- _MATERIALS PROVIDED_:
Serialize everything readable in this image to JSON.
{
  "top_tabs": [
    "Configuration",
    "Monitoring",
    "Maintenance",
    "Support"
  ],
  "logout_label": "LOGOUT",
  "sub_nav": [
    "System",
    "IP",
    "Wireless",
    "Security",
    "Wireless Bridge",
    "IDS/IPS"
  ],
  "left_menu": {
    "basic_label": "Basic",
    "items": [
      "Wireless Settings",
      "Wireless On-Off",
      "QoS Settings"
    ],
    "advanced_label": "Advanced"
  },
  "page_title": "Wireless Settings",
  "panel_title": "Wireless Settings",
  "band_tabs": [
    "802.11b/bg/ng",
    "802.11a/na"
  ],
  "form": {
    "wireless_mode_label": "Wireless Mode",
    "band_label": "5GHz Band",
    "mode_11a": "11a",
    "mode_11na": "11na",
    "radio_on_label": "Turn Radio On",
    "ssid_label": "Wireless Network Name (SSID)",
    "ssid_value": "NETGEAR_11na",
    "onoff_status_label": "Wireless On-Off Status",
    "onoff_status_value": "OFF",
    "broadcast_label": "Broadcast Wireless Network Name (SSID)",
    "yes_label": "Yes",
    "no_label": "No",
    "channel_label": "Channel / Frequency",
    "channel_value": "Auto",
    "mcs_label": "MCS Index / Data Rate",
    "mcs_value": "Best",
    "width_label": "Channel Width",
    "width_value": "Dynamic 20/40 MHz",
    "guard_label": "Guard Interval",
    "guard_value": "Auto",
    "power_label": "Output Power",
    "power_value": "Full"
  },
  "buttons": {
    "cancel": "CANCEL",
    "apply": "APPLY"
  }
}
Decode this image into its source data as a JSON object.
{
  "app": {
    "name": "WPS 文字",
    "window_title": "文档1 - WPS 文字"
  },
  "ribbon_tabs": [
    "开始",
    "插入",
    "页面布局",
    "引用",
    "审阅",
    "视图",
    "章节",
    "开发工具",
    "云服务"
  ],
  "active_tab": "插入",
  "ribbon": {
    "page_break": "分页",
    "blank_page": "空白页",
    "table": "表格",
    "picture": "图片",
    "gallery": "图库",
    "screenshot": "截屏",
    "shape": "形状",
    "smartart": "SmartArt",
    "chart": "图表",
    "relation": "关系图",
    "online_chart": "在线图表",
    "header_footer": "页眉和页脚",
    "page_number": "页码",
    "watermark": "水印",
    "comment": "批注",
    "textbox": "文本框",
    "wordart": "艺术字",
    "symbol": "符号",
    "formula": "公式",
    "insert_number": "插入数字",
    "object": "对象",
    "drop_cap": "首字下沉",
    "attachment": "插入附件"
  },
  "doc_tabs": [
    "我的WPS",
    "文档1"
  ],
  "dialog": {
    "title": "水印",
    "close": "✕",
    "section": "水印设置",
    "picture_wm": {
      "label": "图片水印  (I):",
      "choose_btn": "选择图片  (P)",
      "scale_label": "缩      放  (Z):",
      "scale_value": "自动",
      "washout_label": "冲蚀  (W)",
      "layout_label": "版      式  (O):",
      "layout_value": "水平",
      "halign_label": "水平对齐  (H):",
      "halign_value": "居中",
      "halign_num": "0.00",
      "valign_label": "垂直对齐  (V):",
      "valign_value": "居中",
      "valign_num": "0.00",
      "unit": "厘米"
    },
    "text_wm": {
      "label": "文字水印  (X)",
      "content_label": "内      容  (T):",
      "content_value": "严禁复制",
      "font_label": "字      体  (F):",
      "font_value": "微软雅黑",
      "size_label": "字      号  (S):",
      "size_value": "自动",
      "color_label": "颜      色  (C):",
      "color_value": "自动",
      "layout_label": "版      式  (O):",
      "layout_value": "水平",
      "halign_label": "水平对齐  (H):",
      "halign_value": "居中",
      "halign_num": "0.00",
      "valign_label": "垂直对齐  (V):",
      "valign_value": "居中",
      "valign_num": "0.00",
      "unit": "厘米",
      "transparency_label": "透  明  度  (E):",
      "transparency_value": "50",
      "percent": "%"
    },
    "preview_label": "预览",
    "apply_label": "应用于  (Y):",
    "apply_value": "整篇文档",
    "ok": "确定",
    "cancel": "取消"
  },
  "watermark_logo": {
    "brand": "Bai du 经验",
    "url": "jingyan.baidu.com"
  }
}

- _THE TASK_:
Return all of the entries exactly as written.

- _RESPONSE BELOW_:
Serialize everything readable in this image to JSON.
{
  "top_tabs": [
    "Configuration",
    "Monitoring",
    "Maintenance",
    "Support"
  ],
  "logout_label": "LOGOUT",
  "sub_nav": [
    "System",
    "IP",
    "Wireless",
    "Security",
    "Wireless Bridge",
    "IDS/IPS"
  ],
  "left_menu": {
    "basic_label": "Basic",
    "items": [
      "Wireless Settings",
      "Wireless On-Off",
      "QoS Settings"
    ],
    "advanced_label": "Advanced"
  },
  "page_title": "Wireless Settings",
  "panel_title": "Wireless Settings",
  "band_tabs": [
    "802.11b/bg/ng",
    "802.11a/na"
  ],
  "form": {
    "wireless_mode_label": "Wireless Mode",
    "band_label": "5GHz Band",
    "mode_11a": "11a",
    "mode_11na": "11na",
    "radio_on_label": "Turn Radio On",
    "ssid_label": "Wireless Network Name (SSID)",
    "ssid_value": "NETGEAR_11na",
    "onoff_status_label": "Wireless On-Off Status",
    "onoff_status_value": "OFF",
    "broadcast_label": "Broadcast Wireless Network Name (SSID)",
    "yes_label": "Yes",
    "no_label": "No",
    "channel_label": "Channel / Frequency",
    "channel_value": "Auto",
    "mcs_label": "MCS Index / Data Rate",
    "mcs_value": "Best",
    "width_label": "Channel Width",
    "width_value": "Dynamic 20/40 MHz",
    "guard_label": "Guard Interval",
    "guard_value": "Auto",
    "power_label": "Output Power",
    "power_value": "Full"
  },
  "buttons": {
    "cancel": "CANCEL",
    "apply": "APPLY"
  }
}
Decode this image into its source data as a JSON object.
{
  "app": {
    "name": "WPS 文字",
    "window_title": "文档1 - WPS 文字"
  },
  "ribbon_tabs": [
    "开始",
    "插入",
    "页面布局",
    "引用",
    "审阅",
    "视图",
    "章节",
    "开发工具",
    "云服务"
  ],
  "active_tab": "插入",
  "ribbon": {
    "page_break": "分页",
    "blank_page": "空白页",
    "table": "表格",
    "picture": "图片",
    "gallery": "图库",
    "screenshot": "截屏",
    "shape": "形状",
    "smartart": "SmartArt",
    "chart": "图表",
    "relation": "关系图",
    "online_chart": "在线图表",
    "header_footer": "页眉和页脚",
    "page_number": "页码",
    "watermark": "水印",
    "comment": "批注",
    "textbox": "文本框",
    "wordart": "艺术字",
    "symbol": "符号",
    "formula": "公式",
    "insert_number": "插入数字",
    "object": "对象",
    "drop_cap": "首字下沉",
    "attachment": "插入附件"
  },
  "doc_tabs": [
    "我的WPS",
    "文档1"
  ],
  "dialog": {
    "title": "水印",
    "close": "✕",
    "section": "水印设置",
    "picture_wm": {
      "label": "图片水印  (I):",
      "choose_btn": "选择图片  (P)",
      "scale_label": "缩      放  (Z):",
      "scale_value": "自动",
      "washout_label": "冲蚀  (W)",
      "layout_label": "版      式  (O):",
      "layout_value": "水平",
      "halign_label": "水平对齐  (H):",
      "halign_value": "居中",
      "halign_num": "0.00",
      "valign_label": "垂直对齐  (V):",
      "valign_value": "居中",
      "valign_num": "0.00",
      "unit": "厘米"
    },
    "text_wm": {
      "label": "文字水印  (X)",
      "content_label": "内      容  (T):",
      "content_value": "严禁复制",
      "font_label": "字      体  (F):",
      "font_value": "微软雅黑",
      "size_label": "字      号  (S):",
      "size_value": "自动",
      "color_label": "颜      色  (C):",
      "color_value": "自动",
      "layout_label": "版      式  (O):",
      "layout_value": "水平",
      "halign_label": "水平对齐  (H):",
      "halign_value": "居中",
      "halign_num": "0.00",
      "valign_label": "垂直对齐  (V):",
      "valign_value": "居中",
      "valign_num": "0.00",
      "unit": "厘米",
      "transparency_label": "透  明  度  (E):",
      "transparency_value": "50",
      "percent": "%"
    },
    "preview_label": "预览",
    "apply_label": "应用于  (Y):",
    "apply_value": "整篇文档",
    "ok": "确定",
    "cancel": "取消"
  },
  "watermark_logo": {
    "brand": "Bai du 经验",
    "url": "jingyan.baidu.com"
  }
}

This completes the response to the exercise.